(Extracted data entries)

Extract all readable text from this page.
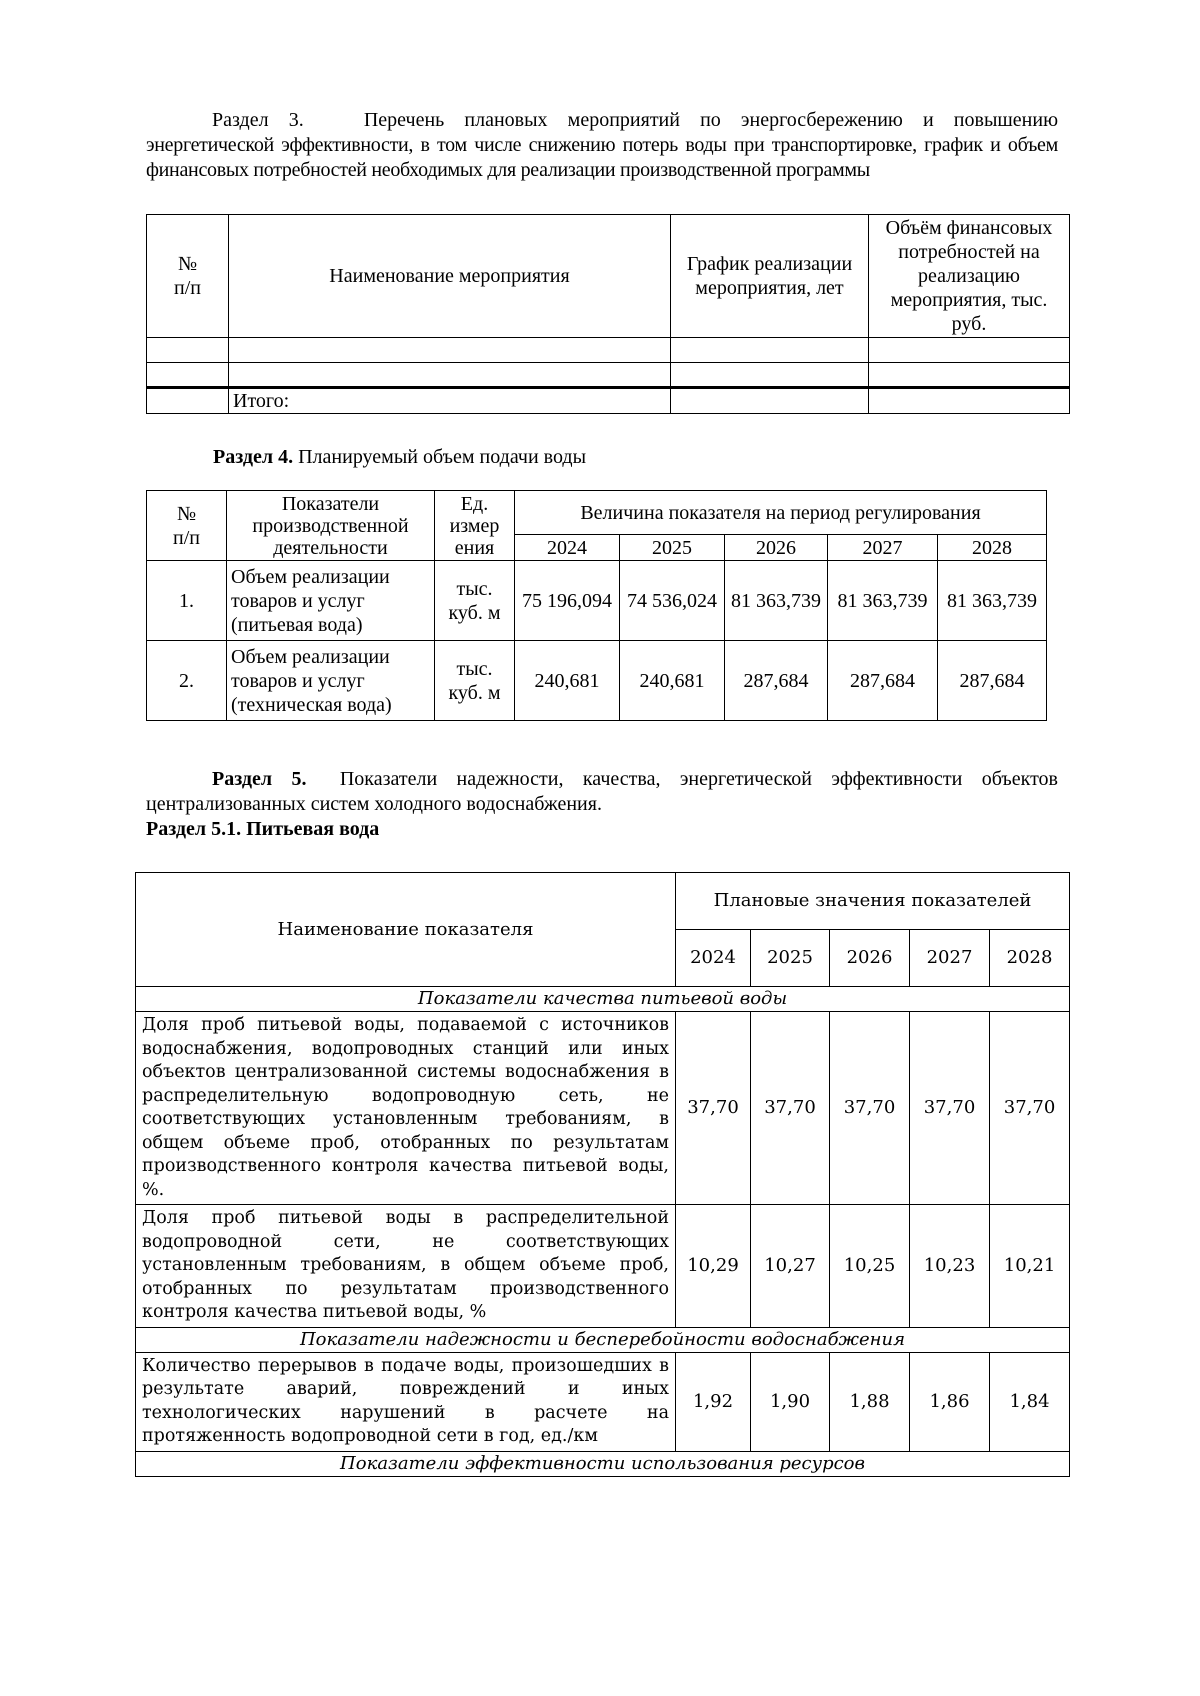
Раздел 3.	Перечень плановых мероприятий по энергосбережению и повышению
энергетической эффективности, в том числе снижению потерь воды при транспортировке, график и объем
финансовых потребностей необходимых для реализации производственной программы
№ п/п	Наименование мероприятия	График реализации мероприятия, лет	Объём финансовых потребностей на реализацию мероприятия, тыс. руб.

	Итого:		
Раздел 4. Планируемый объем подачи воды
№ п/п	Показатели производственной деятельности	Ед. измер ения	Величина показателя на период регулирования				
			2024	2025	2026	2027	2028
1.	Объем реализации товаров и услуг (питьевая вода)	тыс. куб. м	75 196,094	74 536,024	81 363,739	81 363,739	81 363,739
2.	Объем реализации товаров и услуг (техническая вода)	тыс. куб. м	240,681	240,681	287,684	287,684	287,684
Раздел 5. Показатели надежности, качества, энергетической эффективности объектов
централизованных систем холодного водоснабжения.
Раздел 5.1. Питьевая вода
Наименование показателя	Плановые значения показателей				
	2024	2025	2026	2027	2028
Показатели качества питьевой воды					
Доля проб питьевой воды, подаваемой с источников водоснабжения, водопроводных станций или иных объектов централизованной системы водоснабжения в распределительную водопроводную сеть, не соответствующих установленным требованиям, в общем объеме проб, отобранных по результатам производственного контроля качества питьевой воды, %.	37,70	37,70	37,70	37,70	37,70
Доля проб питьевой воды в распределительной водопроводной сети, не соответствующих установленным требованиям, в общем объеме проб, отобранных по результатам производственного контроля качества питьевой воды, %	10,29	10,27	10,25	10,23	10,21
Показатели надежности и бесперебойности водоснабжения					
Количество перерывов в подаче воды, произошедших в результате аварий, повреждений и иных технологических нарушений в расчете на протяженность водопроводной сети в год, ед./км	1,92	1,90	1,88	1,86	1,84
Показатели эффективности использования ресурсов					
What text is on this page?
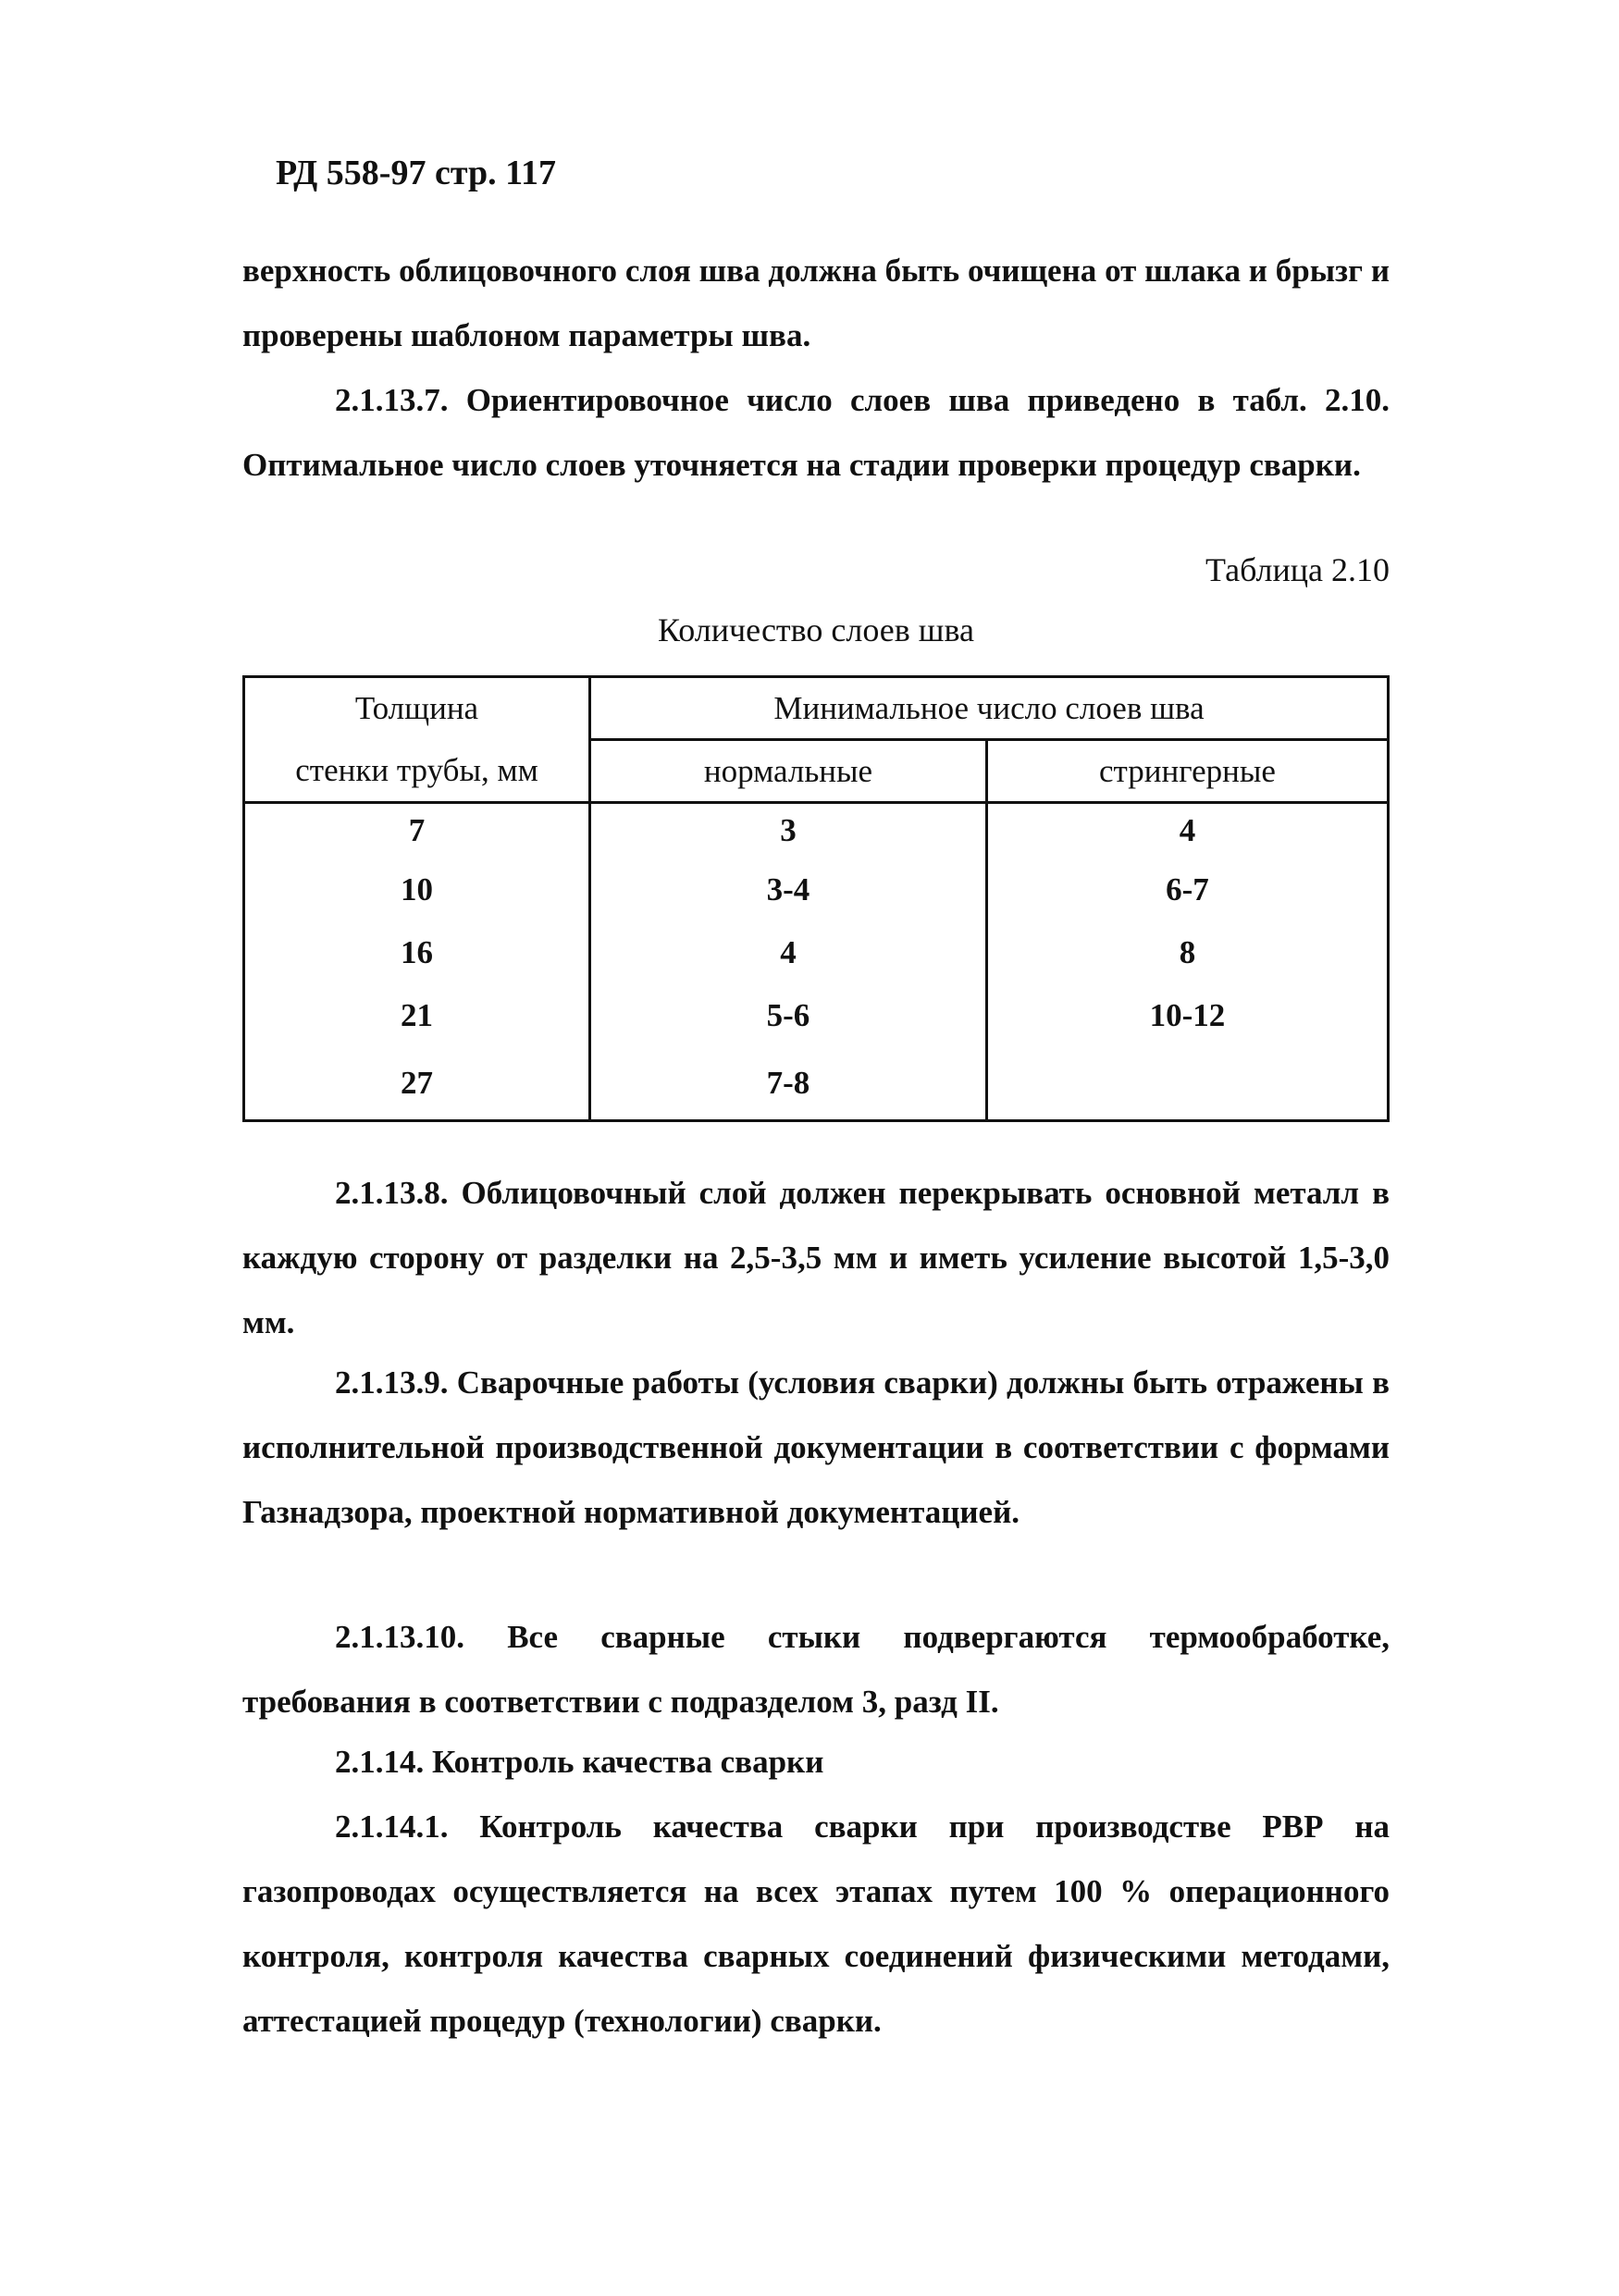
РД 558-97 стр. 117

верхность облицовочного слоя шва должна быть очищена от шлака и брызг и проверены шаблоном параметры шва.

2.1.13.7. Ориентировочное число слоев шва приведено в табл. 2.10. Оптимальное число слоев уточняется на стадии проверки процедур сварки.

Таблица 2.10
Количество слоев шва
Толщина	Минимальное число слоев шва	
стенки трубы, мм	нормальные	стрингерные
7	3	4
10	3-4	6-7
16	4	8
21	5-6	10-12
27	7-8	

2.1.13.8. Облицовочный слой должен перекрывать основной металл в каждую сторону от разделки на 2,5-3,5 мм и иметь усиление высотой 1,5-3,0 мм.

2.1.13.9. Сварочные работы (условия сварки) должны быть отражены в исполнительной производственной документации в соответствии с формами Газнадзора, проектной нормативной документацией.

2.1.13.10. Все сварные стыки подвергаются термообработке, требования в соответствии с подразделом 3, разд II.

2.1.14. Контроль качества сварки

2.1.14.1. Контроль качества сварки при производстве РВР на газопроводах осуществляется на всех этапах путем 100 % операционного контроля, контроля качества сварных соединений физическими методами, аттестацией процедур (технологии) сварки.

▶ **Task statement**: Return all lines with the word "эффективности" in them.

▶ **Solution**:
энергетической эффективности, в том числе снижению потерь воды при транспортировке, график и объем
Раздел 5. Показатели надежности, качества, энергетической эффективности объектов
Показатели эффективности использования ресурсов					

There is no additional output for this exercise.